Records from a data collection
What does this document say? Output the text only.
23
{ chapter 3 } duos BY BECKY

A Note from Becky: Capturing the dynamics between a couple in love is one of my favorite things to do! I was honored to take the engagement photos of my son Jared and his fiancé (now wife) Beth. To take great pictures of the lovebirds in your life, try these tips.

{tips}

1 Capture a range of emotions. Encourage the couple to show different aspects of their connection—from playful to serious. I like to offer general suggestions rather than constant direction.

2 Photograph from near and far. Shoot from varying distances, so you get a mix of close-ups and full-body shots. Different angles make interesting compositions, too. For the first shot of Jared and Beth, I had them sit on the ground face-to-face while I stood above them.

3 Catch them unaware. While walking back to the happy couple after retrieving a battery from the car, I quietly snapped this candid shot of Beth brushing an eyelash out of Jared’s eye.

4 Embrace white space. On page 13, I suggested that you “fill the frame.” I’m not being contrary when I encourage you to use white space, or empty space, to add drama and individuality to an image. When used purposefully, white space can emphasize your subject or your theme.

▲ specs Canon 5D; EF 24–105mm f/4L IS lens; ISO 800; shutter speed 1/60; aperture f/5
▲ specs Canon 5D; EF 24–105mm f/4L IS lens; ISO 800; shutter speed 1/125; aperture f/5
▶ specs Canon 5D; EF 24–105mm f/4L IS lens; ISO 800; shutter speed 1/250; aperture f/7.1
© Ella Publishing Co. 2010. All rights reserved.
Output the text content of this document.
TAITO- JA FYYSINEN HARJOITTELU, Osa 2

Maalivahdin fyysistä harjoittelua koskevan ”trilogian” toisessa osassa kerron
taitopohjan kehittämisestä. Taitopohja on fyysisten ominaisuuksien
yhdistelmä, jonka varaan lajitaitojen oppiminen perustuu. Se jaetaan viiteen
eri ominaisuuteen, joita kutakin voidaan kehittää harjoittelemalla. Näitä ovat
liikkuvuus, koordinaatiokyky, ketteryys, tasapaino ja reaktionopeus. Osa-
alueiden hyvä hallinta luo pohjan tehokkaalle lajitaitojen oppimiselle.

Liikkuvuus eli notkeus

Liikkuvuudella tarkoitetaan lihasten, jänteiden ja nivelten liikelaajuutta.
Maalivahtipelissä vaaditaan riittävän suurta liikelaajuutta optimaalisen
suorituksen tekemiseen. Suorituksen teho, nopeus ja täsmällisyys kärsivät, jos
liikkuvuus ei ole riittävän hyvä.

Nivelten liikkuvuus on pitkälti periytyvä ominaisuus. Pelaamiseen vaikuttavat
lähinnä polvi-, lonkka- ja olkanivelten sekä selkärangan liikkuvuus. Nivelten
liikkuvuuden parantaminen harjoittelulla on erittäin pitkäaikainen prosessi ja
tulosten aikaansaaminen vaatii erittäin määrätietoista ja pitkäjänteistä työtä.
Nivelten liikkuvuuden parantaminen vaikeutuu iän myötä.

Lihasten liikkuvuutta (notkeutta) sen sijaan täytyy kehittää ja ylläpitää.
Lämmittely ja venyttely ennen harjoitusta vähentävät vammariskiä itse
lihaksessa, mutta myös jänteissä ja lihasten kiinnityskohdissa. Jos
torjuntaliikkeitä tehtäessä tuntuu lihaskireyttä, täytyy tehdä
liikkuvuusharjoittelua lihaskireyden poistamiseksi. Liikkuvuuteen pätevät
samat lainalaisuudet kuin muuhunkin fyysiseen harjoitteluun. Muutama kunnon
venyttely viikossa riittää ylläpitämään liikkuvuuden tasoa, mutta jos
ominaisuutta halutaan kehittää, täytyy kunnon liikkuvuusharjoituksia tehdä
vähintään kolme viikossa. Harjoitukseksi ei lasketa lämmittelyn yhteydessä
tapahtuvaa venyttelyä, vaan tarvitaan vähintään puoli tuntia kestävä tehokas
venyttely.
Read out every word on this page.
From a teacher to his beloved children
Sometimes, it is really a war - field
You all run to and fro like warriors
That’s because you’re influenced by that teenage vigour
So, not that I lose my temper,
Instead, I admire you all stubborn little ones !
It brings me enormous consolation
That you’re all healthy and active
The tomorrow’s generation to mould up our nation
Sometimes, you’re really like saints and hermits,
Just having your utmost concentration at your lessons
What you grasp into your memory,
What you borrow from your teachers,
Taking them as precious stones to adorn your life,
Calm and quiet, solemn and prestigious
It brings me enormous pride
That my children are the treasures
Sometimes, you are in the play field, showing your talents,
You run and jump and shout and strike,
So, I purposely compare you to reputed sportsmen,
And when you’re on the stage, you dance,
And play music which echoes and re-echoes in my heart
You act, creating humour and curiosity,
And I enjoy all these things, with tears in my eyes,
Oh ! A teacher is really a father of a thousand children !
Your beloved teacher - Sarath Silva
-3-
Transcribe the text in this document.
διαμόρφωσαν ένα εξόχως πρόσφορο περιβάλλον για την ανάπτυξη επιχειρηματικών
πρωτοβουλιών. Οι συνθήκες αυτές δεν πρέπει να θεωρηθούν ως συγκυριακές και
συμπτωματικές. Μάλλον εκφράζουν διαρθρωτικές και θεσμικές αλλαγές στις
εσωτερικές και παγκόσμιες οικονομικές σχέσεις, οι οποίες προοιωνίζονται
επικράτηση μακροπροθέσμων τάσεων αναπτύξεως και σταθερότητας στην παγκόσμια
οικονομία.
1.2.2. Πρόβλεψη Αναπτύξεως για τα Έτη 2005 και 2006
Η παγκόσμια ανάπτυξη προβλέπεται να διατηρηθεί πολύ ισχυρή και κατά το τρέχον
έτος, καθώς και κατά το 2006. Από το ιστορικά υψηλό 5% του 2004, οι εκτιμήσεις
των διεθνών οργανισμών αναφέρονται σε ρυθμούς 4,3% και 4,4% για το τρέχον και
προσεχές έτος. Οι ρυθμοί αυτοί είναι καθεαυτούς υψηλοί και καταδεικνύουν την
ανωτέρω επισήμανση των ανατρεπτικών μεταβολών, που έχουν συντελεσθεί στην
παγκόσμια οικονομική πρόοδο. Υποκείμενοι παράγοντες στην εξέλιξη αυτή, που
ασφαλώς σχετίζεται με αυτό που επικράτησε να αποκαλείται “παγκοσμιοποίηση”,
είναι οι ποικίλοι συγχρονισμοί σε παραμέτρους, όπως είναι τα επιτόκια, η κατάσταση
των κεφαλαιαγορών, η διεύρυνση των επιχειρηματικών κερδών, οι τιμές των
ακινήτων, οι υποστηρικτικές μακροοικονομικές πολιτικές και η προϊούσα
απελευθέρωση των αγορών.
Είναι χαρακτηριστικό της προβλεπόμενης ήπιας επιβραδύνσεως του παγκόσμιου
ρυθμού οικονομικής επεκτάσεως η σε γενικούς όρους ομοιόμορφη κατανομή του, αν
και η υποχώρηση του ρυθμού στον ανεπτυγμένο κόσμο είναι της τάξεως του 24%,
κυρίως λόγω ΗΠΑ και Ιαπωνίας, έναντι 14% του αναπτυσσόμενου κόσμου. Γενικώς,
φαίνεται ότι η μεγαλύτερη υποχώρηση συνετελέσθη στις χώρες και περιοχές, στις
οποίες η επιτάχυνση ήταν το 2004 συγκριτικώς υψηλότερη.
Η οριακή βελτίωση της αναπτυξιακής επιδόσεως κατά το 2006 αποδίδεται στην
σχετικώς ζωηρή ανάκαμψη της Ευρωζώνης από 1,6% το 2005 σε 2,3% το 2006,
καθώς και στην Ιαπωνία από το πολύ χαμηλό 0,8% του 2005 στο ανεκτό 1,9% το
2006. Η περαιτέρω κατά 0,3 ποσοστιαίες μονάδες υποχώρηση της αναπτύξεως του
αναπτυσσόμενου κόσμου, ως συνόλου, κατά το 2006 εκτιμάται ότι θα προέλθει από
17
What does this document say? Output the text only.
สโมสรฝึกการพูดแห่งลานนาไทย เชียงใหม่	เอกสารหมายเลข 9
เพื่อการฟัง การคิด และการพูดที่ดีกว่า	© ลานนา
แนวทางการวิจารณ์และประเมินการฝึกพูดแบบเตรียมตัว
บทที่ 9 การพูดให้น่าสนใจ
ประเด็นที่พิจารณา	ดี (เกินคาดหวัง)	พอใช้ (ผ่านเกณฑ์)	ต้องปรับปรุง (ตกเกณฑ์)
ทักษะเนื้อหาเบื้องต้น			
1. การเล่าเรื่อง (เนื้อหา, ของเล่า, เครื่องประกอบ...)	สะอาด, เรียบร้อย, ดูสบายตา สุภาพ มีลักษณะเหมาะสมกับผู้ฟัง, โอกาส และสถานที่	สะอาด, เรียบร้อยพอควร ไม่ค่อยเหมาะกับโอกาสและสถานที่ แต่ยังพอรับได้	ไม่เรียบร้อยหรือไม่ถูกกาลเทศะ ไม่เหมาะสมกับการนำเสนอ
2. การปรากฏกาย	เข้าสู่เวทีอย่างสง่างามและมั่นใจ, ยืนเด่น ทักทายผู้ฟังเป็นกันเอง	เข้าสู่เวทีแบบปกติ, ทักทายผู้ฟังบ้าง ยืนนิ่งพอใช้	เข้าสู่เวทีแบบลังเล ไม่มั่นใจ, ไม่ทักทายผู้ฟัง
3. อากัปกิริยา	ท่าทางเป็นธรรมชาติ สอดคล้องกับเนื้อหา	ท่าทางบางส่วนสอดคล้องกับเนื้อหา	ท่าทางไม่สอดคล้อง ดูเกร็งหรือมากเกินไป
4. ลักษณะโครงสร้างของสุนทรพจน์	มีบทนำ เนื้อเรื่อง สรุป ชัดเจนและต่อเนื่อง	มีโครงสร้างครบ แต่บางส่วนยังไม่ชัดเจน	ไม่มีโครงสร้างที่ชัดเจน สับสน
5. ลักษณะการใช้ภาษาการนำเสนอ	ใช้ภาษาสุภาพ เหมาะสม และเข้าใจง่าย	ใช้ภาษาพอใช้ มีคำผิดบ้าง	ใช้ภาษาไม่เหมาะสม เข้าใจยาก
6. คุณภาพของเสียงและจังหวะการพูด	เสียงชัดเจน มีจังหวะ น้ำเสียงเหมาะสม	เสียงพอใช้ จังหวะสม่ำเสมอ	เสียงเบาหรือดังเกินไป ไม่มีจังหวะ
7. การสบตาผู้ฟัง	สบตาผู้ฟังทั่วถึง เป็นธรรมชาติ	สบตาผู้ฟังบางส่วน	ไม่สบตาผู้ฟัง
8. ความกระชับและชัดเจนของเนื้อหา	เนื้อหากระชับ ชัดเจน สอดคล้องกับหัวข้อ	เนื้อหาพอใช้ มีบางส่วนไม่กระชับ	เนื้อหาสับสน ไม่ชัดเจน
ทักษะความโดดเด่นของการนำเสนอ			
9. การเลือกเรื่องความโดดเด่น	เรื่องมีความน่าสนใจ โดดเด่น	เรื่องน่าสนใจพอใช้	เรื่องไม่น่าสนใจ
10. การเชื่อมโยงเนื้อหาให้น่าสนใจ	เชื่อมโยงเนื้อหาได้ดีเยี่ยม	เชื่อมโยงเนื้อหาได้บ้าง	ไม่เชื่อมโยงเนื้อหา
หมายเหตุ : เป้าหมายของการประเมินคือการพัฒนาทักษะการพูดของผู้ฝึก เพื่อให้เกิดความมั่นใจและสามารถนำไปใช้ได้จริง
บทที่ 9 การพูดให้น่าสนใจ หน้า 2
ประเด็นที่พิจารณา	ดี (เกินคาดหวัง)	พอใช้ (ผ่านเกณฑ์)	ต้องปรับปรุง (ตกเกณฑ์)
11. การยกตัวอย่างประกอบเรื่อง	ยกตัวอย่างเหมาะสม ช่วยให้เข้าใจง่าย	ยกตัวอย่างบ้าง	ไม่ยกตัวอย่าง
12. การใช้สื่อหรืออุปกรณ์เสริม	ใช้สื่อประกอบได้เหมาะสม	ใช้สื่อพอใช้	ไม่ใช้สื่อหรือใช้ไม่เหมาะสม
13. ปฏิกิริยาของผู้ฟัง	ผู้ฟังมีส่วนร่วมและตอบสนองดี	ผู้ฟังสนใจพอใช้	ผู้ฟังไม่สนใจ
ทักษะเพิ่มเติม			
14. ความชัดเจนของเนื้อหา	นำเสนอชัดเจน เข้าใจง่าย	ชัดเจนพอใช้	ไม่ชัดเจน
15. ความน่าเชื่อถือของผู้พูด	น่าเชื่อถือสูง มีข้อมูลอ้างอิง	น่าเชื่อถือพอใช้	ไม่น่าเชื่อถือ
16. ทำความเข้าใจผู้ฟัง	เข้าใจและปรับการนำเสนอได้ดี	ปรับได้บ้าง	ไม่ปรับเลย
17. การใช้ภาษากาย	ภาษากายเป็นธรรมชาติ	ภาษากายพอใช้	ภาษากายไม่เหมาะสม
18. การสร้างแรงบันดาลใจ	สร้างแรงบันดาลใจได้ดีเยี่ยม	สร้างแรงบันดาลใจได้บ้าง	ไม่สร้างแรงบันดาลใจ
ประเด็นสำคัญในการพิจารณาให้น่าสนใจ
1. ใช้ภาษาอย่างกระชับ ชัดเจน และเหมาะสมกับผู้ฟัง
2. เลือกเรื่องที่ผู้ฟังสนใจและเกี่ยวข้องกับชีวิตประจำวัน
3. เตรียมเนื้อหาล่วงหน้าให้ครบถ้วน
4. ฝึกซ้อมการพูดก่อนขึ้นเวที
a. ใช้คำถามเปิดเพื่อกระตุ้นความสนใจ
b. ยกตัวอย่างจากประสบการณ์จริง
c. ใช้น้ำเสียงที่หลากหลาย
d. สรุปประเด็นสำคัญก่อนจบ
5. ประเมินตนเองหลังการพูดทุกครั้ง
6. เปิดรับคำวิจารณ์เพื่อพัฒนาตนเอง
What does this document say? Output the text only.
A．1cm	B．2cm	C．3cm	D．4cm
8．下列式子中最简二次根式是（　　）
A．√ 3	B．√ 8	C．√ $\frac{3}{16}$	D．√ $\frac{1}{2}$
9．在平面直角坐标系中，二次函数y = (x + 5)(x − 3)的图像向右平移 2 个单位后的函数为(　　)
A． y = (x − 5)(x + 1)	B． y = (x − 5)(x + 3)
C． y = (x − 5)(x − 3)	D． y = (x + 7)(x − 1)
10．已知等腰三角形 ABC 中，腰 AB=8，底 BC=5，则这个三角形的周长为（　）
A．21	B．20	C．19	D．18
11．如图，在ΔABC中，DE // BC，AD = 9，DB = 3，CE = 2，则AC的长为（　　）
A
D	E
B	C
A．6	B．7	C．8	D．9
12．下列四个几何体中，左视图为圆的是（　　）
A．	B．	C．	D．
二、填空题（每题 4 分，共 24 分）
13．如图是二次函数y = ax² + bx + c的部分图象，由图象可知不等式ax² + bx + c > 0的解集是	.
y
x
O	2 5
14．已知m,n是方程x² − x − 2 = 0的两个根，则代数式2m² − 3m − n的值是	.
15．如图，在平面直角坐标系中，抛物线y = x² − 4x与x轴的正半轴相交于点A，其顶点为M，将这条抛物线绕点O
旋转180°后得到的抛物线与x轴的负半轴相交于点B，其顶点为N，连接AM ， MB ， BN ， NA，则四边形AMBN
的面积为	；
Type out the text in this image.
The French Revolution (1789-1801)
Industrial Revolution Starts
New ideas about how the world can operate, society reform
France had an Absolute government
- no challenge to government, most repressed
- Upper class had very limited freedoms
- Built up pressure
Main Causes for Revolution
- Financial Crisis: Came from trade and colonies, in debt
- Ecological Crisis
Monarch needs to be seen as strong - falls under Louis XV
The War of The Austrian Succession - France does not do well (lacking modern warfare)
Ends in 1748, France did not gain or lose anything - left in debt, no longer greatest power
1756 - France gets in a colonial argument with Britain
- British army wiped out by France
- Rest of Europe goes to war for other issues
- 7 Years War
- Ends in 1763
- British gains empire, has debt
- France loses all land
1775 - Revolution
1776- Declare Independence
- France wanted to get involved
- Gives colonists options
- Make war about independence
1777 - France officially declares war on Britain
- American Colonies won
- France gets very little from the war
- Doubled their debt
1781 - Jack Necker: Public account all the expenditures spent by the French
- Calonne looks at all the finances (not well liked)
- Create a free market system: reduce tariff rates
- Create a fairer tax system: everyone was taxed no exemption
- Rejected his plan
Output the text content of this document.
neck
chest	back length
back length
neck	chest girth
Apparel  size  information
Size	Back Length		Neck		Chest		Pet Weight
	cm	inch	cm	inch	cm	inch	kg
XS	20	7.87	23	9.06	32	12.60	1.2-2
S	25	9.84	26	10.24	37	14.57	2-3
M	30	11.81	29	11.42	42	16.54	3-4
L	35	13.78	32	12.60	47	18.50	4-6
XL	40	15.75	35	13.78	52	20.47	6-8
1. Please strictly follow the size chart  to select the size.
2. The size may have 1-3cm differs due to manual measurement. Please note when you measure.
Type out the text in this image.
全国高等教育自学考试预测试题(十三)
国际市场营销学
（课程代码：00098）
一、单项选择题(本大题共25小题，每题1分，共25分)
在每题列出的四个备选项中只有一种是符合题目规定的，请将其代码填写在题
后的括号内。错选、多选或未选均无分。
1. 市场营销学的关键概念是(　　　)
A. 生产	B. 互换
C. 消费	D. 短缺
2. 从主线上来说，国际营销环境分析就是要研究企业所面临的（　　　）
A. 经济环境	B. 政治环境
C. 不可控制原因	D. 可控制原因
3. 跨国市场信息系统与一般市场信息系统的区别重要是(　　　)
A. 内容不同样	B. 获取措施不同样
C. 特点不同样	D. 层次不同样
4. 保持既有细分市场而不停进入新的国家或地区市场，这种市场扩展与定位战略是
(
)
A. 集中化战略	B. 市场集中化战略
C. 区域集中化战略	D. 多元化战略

■ The task ■
In the entries above, how many lines hold the word "gets"? State the number and nothing else.

■ Answer to the task ■
2